--- DATA RECORDS ---
((
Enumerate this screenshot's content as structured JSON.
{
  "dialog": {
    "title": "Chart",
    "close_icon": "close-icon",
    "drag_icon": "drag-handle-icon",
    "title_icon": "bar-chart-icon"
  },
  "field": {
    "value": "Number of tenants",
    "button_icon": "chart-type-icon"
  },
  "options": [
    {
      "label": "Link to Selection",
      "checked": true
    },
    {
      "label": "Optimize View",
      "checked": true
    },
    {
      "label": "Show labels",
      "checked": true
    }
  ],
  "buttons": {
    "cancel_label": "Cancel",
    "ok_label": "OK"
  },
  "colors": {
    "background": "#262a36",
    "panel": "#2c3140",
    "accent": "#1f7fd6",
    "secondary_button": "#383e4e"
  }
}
))
--- EXERCISE TASK ---
Go through the records and copy each line with "icon" in it.

--- ANSWER ---
    "close_icon": "close-icon",
    "drag_icon": "drag-handle-icon",
    "title_icon": "bar-chart-icon"
    "button_icon": "chart-type-icon"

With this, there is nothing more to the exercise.